◆ Provided records:
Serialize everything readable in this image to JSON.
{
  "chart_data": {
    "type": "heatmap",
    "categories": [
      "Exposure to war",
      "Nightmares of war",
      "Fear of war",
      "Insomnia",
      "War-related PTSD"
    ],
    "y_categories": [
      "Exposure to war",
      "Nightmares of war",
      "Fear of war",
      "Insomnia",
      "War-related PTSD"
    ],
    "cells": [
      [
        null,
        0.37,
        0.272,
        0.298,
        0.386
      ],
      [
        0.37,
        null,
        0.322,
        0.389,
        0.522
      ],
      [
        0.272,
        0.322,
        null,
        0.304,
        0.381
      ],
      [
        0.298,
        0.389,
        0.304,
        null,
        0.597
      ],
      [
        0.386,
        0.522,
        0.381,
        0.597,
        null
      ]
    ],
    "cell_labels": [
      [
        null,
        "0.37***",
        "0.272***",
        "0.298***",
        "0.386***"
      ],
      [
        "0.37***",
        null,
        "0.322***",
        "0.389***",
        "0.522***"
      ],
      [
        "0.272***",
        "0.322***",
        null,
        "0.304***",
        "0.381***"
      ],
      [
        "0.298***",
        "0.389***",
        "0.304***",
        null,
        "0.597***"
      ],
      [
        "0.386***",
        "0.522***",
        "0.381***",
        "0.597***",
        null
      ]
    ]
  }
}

◆ Exercise aim: Repeat the records above exactly as they appear.

◆ Output below:
Serialize everything readable in this image to JSON.
{
  "chart_data": {
    "type": "heatmap",
    "categories": [
      "Exposure to war",
      "Nightmares of war",
      "Fear of war",
      "Insomnia",
      "War-related PTSD"
    ],
    "y_categories": [
      "Exposure to war",
      "Nightmares of war",
      "Fear of war",
      "Insomnia",
      "War-related PTSD"
    ],
    "cells": [
      [
        null,
        0.37,
        0.272,
        0.298,
        0.386
      ],
      [
        0.37,
        null,
        0.322,
        0.389,
        0.522
      ],
      [
        0.272,
        0.322,
        null,
        0.304,
        0.381
      ],
      [
        0.298,
        0.389,
        0.304,
        null,
        0.597
      ],
      [
        0.386,
        0.522,
        0.381,
        0.597,
        null
      ]
    ],
    "cell_labels": [
      [
        null,
        "0.37***",
        "0.272***",
        "0.298***",
        "0.386***"
      ],
      [
        "0.37***",
        null,
        "0.322***",
        "0.389***",
        "0.522***"
      ],
      [
        "0.272***",
        "0.322***",
        null,
        "0.304***",
        "0.381***"
      ],
      [
        "0.298***",
        "0.389***",
        "0.304***",
        null,
        "0.597***"
      ],
      [
        "0.386***",
        "0.522***",
        "0.381***",
        "0.597***",
        null
      ]
    ]
  }
}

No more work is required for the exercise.